## [Problem requirements]
Go through the lines below and copy each one that holds the string "España".

## [Provided entries]

___

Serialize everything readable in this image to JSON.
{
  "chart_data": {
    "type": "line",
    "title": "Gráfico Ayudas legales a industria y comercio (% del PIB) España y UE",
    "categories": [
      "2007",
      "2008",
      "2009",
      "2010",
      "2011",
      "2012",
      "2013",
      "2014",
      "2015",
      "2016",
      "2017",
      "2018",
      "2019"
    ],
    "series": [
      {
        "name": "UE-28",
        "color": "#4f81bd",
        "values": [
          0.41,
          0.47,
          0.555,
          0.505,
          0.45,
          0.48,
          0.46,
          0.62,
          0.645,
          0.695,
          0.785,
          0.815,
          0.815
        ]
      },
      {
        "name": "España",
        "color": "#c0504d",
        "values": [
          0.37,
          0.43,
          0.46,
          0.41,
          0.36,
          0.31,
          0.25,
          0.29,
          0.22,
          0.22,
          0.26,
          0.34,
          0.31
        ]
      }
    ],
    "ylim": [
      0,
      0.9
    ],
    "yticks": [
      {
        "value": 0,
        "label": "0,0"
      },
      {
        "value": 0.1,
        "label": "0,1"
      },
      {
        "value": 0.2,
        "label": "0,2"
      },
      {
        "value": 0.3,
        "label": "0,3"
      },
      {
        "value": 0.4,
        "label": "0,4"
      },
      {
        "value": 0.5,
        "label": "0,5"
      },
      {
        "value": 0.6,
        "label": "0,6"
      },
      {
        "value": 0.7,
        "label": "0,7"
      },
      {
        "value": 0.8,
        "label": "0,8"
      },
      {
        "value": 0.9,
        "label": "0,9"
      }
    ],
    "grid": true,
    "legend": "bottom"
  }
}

___

## [Exercise output]
    "title": "Gráfico Ayudas legales a industria y comercio (% del PIB) España y UE",
        "name": "España",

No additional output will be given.